- [YOUR OBJECTIVE]
Scan the entries below for the word "Semana". Copy each line that has it.

# start of SOURCE RECORDS

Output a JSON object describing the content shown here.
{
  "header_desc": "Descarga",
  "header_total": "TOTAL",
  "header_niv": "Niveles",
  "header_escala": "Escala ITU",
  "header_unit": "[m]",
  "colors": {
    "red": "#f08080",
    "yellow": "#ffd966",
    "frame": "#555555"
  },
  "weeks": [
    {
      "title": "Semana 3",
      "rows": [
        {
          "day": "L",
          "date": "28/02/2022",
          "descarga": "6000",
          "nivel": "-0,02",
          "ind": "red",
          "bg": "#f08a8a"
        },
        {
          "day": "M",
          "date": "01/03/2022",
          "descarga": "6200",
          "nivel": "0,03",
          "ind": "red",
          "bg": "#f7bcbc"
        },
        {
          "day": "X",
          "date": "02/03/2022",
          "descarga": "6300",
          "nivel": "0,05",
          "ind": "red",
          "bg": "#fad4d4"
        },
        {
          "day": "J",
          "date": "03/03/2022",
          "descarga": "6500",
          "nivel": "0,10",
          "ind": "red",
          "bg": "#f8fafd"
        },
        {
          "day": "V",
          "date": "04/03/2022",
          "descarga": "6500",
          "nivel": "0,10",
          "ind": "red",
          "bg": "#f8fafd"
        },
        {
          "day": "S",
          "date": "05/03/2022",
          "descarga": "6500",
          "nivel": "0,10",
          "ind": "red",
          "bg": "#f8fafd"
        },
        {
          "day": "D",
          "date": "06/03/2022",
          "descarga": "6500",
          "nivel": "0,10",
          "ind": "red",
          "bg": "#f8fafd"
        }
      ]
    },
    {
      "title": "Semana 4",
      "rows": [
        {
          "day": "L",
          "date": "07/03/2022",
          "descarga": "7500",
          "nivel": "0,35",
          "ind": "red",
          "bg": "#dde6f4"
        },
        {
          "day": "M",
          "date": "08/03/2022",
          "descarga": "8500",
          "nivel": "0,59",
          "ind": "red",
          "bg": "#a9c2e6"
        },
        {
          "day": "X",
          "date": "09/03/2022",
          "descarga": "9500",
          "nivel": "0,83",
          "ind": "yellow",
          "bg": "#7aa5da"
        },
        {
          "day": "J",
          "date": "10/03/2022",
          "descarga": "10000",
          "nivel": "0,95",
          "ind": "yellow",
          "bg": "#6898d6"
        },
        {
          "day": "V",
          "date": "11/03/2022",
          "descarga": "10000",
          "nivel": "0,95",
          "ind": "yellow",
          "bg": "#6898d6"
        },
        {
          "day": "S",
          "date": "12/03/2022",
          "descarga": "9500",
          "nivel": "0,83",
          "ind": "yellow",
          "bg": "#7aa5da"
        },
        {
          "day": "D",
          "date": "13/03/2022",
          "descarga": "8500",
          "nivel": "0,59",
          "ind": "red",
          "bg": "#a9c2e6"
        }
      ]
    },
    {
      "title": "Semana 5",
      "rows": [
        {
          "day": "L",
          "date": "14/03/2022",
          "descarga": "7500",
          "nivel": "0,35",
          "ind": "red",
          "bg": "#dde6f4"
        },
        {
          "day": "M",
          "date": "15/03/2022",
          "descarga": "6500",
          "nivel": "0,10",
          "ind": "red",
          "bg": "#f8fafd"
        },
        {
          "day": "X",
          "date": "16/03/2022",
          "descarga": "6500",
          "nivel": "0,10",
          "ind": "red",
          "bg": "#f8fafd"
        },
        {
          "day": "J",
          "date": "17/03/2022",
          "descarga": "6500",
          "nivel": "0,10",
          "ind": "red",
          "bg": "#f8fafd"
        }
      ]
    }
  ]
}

# end of SOURCE RECORDS

- [EXPECTED OUTPUT]
      "title": "Semana 3",
      "title": "Semana 4",
      "title": "Semana 5",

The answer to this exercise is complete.